>> Start STORED RECORDS

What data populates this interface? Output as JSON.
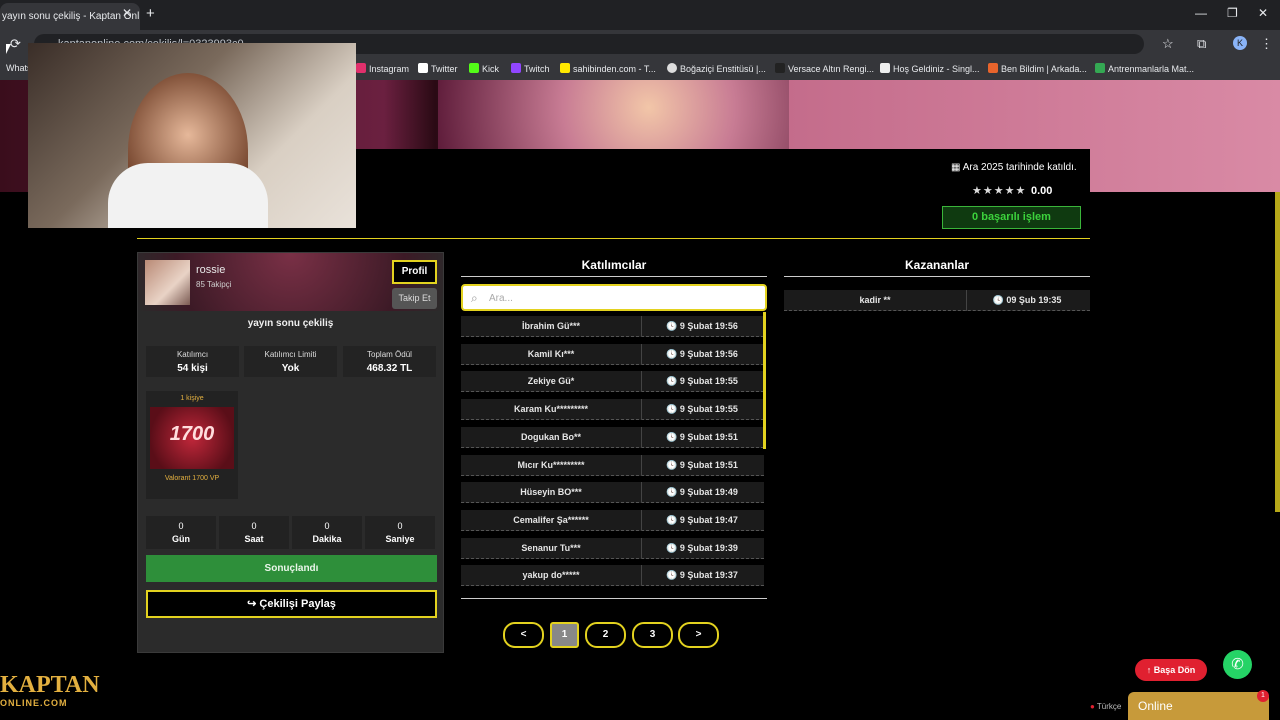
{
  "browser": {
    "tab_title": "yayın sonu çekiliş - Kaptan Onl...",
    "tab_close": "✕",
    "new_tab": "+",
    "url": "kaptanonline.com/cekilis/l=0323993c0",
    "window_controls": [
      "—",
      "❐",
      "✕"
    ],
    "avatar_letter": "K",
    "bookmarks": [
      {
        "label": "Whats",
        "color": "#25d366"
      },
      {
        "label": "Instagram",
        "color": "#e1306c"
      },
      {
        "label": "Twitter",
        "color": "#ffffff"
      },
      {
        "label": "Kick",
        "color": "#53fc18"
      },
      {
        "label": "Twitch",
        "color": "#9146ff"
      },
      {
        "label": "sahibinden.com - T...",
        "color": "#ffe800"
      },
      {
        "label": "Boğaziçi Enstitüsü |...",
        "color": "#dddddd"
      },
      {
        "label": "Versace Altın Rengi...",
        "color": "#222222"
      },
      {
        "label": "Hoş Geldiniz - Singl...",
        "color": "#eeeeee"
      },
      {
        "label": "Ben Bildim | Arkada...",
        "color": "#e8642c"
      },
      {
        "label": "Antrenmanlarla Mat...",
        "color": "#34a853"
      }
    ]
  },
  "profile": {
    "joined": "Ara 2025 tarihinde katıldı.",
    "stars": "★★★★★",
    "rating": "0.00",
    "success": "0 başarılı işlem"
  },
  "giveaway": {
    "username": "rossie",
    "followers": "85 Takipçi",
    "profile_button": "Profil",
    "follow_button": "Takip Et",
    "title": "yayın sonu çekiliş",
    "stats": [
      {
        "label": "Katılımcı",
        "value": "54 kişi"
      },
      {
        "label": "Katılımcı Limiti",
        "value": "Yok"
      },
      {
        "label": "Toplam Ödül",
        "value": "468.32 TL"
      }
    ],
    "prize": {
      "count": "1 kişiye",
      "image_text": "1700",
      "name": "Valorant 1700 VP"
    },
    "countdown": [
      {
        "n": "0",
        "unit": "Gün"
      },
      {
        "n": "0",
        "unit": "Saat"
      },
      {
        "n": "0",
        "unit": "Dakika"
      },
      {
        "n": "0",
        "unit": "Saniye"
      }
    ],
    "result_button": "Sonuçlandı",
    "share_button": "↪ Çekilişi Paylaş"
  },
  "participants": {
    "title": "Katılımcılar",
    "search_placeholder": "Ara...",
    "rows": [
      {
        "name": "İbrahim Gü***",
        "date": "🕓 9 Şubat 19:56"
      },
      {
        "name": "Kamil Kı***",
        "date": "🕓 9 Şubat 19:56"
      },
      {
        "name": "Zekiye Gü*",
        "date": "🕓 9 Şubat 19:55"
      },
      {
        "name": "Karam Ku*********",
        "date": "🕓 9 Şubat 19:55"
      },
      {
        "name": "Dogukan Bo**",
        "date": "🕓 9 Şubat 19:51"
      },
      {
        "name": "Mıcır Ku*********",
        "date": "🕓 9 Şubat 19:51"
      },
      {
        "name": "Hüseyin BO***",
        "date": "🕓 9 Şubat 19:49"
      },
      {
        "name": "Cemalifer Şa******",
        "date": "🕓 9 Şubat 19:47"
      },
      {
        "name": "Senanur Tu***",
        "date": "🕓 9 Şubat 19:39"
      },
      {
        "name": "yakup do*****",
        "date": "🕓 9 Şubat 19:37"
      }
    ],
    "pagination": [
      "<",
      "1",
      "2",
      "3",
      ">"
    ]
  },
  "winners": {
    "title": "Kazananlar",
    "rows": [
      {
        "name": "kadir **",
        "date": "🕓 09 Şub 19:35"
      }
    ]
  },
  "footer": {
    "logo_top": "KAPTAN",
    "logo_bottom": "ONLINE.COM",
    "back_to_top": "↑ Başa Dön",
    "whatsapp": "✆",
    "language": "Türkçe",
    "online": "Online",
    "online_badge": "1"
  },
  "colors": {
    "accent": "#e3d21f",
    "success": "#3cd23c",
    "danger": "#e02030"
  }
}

>> End STORED RECORDS

- **EXERCISE AIM**
Write the records out once more, exactly as they appear, with no pictures.

- **CORRECT OUTPUT**
What data populates this interface? Output as JSON.
{
  "browser": {
    "tab_title": "yayın sonu çekiliş - Kaptan Onl...",
    "tab_close": "✕",
    "new_tab": "+",
    "url": "kaptanonline.com/cekilis/l=0323993c0",
    "window_controls": [
      "—",
      "❐",
      "✕"
    ],
    "avatar_letter": "K",
    "bookmarks": [
      {
        "label": "Whats",
        "color": "#25d366"
      },
      {
        "label": "Instagram",
        "color": "#e1306c"
      },
      {
        "label": "Twitter",
        "color": "#ffffff"
      },
      {
        "label": "Kick",
        "color": "#53fc18"
      },
      {
        "label": "Twitch",
        "color": "#9146ff"
      },
      {
        "label": "sahibinden.com - T...",
        "color": "#ffe800"
      },
      {
        "label": "Boğaziçi Enstitüsü |...",
        "color": "#dddddd"
      },
      {
        "label": "Versace Altın Rengi...",
        "color": "#222222"
      },
      {
        "label": "Hoş Geldiniz - Singl...",
        "color": "#eeeeee"
      },
      {
        "label": "Ben Bildim | Arkada...",
        "color": "#e8642c"
      },
      {
        "label": "Antrenmanlarla Mat...",
        "color": "#34a853"
      }
    ]
  },
  "profile": {
    "joined": "Ara 2025 tarihinde katıldı.",
    "stars": "★★★★★",
    "rating": "0.00",
    "success": "0 başarılı işlem"
  },
  "giveaway": {
    "username": "rossie",
    "followers": "85 Takipçi",
    "profile_button": "Profil",
    "follow_button": "Takip Et",
    "title": "yayın sonu çekiliş",
    "stats": [
      {
        "label": "Katılımcı",
        "value": "54 kişi"
      },
      {
        "label": "Katılımcı Limiti",
        "value": "Yok"
      },
      {
        "label": "Toplam Ödül",
        "value": "468.32 TL"
      }
    ],
    "prize": {
      "count": "1 kişiye",
      "image_text": "1700",
      "name": "Valorant 1700 VP"
    },
    "countdown": [
      {
        "n": "0",
        "unit": "Gün"
      },
      {
        "n": "0",
        "unit": "Saat"
      },
      {
        "n": "0",
        "unit": "Dakika"
      },
      {
        "n": "0",
        "unit": "Saniye"
      }
    ],
    "result_button": "Sonuçlandı",
    "share_button": "↪ Çekilişi Paylaş"
  },
  "participants": {
    "title": "Katılımcılar",
    "search_placeholder": "Ara...",
    "rows": [
      {
        "name": "İbrahim Gü***",
        "date": "🕓 9 Şubat 19:56"
      },
      {
        "name": "Kamil Kı***",
        "date": "🕓 9 Şubat 19:56"
      },
      {
        "name": "Zekiye Gü*",
        "date": "🕓 9 Şubat 19:55"
      },
      {
        "name": "Karam Ku*********",
        "date": "🕓 9 Şubat 19:55"
      },
      {
        "name": "Dogukan Bo**",
        "date": "🕓 9 Şubat 19:51"
      },
      {
        "name": "Mıcır Ku*********",
        "date": "🕓 9 Şubat 19:51"
      },
      {
        "name": "Hüseyin BO***",
        "date": "🕓 9 Şubat 19:49"
      },
      {
        "name": "Cemalifer Şa******",
        "date": "🕓 9 Şubat 19:47"
      },
      {
        "name": "Senanur Tu***",
        "date": "🕓 9 Şubat 19:39"
      },
      {
        "name": "yakup do*****",
        "date": "🕓 9 Şubat 19:37"
      }
    ],
    "pagination": [
      "<",
      "1",
      "2",
      "3",
      ">"
    ]
  },
  "winners": {
    "title": "Kazananlar",
    "rows": [
      {
        "name": "kadir **",
        "date": "🕓 09 Şub 19:35"
      }
    ]
  },
  "footer": {
    "logo_top": "KAPTAN",
    "logo_bottom": "ONLINE.COM",
    "back_to_top": "↑ Başa Dön",
    "whatsapp": "✆",
    "language": "Türkçe",
    "online": "Online",
    "online_badge": "1"
  },
  "colors": {
    "accent": "#e3d21f",
    "success": "#3cd23c",
    "danger": "#e02030"
  }
}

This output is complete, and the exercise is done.